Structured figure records
◇ ◇ ◇ ◇ ◇
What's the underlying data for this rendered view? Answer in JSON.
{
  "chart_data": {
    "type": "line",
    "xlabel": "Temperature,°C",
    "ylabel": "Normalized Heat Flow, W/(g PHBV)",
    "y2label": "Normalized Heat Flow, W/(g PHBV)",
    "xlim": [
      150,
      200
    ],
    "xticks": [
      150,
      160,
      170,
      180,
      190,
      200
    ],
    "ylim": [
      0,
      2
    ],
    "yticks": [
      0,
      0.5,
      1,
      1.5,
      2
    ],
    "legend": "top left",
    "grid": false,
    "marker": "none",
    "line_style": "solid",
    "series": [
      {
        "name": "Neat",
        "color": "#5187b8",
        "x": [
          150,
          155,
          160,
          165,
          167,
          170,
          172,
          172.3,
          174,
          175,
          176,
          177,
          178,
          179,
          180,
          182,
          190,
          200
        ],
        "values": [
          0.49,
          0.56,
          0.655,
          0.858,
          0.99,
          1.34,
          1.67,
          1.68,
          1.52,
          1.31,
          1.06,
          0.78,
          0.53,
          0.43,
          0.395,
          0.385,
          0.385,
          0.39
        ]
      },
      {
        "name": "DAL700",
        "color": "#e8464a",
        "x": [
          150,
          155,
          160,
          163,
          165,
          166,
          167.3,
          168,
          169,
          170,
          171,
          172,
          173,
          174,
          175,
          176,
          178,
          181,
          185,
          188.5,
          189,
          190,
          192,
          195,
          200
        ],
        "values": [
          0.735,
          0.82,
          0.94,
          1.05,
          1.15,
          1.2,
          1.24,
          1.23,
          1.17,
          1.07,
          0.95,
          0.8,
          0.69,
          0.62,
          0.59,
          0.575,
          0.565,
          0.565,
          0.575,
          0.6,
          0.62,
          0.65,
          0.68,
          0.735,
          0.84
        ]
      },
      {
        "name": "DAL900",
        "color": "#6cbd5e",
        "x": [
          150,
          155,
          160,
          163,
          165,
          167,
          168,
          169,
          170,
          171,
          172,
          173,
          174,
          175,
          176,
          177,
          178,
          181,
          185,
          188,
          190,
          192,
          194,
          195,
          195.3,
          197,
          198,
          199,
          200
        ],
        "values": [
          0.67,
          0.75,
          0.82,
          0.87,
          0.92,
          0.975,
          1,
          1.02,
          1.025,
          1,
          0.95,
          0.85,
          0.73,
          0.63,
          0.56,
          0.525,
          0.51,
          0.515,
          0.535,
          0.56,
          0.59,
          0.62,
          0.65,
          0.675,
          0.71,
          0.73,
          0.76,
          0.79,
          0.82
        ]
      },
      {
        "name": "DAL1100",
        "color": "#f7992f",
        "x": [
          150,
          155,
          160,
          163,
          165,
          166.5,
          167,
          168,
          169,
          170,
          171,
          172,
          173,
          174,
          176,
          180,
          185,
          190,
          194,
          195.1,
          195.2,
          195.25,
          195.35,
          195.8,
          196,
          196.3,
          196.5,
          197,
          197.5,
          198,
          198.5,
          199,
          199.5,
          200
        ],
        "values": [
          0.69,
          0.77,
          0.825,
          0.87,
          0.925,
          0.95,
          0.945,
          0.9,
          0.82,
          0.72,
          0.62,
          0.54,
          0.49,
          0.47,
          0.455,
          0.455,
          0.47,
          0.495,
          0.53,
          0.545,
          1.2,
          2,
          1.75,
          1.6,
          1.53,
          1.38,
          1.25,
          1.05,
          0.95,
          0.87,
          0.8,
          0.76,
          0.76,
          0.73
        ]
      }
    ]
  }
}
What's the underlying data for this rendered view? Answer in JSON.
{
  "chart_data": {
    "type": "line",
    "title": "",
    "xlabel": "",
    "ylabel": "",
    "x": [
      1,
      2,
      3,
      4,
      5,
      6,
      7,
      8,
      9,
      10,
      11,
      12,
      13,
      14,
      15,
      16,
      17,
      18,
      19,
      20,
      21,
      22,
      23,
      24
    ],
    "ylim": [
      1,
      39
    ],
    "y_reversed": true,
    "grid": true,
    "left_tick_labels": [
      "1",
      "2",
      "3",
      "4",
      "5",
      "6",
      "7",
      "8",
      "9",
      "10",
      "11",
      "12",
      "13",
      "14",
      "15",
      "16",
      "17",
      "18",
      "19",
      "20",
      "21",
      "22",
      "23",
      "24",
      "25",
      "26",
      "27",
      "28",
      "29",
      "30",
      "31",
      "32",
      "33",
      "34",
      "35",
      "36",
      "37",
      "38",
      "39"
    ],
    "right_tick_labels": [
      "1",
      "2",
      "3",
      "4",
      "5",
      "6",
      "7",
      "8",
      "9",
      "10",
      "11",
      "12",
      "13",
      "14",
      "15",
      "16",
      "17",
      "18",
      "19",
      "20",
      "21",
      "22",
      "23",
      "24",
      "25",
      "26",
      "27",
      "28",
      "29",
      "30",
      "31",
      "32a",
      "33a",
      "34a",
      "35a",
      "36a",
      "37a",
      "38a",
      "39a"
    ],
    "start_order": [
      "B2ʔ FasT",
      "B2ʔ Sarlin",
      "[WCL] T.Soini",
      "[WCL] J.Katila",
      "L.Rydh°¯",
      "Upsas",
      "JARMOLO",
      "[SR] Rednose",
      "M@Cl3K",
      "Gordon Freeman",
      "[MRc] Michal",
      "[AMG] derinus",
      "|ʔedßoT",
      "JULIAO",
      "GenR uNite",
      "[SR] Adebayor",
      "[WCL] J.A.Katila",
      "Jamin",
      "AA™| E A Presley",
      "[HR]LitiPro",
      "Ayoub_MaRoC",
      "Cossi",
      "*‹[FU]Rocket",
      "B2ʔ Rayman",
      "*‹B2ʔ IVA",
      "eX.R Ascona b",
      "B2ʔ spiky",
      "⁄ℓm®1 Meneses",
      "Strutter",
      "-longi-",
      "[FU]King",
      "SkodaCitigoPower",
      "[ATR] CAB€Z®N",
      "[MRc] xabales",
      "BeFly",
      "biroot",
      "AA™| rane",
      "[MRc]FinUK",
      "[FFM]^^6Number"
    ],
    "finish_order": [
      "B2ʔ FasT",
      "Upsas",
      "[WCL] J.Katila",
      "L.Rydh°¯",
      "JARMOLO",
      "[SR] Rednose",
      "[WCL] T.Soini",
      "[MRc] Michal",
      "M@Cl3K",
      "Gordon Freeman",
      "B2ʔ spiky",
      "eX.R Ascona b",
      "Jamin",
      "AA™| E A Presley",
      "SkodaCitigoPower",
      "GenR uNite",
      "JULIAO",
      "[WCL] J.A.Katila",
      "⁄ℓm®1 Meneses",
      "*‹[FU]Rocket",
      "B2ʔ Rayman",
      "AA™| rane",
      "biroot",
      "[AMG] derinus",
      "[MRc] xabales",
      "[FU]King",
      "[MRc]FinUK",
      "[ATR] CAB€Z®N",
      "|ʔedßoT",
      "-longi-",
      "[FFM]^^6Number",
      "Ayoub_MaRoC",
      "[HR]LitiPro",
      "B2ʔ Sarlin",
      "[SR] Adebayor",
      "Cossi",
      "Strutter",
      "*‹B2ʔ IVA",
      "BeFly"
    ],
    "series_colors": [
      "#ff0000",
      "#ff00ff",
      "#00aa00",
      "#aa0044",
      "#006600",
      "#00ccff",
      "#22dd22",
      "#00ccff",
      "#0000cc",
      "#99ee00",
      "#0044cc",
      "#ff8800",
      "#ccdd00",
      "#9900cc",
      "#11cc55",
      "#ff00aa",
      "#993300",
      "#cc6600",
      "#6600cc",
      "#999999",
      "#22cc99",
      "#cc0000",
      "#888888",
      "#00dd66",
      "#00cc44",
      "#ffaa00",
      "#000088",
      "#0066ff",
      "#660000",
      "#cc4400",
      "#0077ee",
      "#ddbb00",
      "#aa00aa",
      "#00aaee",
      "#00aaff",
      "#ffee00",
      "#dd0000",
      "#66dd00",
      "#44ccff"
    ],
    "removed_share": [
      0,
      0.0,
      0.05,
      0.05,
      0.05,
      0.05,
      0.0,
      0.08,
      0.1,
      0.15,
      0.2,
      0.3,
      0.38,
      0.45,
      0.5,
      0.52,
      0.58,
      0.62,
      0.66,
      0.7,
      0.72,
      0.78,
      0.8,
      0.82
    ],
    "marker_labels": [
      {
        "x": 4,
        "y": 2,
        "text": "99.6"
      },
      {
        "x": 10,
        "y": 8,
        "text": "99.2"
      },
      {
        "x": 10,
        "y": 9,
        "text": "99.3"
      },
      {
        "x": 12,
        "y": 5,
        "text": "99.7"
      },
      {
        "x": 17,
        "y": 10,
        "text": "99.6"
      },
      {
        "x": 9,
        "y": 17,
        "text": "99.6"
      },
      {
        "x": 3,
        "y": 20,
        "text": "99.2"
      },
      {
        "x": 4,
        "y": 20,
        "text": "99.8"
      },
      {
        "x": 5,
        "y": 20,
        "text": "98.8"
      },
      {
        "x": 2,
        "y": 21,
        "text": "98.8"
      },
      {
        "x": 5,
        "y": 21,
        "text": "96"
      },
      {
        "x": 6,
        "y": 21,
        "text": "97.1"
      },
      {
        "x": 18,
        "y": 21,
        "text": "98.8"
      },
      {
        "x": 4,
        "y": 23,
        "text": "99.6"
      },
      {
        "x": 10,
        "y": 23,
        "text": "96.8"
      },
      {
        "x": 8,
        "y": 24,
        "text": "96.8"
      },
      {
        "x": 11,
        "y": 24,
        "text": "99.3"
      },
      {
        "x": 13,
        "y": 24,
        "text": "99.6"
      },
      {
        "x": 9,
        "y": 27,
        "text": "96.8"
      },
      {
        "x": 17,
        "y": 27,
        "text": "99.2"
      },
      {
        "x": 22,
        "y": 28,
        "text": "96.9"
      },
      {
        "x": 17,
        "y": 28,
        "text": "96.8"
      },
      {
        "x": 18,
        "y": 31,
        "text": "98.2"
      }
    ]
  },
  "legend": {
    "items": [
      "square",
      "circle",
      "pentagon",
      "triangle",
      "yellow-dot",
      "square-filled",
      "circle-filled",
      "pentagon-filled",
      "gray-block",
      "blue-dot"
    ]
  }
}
◇ ◇ ◇ ◇ ◇
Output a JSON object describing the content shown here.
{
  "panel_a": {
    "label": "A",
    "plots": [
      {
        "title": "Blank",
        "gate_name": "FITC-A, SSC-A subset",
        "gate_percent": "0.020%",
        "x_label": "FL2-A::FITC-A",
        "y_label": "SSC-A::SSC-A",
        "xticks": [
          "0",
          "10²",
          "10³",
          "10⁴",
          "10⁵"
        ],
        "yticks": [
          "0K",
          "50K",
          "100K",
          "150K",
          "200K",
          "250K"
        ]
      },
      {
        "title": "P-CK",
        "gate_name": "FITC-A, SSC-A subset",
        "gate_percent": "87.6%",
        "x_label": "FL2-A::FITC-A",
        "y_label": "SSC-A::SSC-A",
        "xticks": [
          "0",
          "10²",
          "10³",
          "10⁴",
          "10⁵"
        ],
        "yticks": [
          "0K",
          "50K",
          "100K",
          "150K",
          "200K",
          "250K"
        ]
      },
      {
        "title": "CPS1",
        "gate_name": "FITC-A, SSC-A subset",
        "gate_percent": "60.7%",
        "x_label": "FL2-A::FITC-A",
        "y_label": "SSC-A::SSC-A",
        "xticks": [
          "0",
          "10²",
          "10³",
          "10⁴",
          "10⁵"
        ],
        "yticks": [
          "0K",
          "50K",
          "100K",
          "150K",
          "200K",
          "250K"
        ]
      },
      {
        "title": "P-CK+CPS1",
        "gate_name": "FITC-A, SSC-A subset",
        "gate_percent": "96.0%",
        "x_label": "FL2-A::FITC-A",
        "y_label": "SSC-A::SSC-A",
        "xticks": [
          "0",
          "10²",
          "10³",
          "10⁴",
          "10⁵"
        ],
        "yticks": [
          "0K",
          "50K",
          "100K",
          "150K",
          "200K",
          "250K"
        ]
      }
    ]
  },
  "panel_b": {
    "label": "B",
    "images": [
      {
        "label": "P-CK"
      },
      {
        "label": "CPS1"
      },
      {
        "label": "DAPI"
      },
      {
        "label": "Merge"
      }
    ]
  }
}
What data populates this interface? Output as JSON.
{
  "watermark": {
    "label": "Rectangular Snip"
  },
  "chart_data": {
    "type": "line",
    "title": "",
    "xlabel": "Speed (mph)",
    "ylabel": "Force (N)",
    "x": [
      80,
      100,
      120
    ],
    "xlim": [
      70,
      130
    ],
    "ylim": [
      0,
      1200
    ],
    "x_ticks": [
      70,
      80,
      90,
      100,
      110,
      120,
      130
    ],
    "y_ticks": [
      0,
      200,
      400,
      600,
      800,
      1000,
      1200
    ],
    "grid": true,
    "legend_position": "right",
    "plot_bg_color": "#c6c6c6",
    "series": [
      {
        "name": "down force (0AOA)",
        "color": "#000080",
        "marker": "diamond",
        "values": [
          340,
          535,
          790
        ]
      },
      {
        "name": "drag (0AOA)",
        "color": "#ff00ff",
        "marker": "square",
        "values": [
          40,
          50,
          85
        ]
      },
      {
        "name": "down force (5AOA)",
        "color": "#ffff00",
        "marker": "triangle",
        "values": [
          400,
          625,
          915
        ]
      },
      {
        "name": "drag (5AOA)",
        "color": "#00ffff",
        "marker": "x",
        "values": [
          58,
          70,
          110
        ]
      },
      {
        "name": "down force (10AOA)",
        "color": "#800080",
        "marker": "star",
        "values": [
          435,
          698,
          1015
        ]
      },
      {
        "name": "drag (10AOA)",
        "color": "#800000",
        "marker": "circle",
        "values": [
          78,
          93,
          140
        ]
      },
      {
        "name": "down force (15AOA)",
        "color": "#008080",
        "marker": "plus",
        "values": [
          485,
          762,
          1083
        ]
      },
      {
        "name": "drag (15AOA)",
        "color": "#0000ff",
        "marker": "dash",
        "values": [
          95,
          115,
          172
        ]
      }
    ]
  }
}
◇ ◇ ◇ ◇ ◇
> _Exercise directions_
Search the listing for the string "filled". Copy each line where it turns up.

> _Answer for this exercise_
      "square-filled",
      "circle-filled",
      "pentagon-filled",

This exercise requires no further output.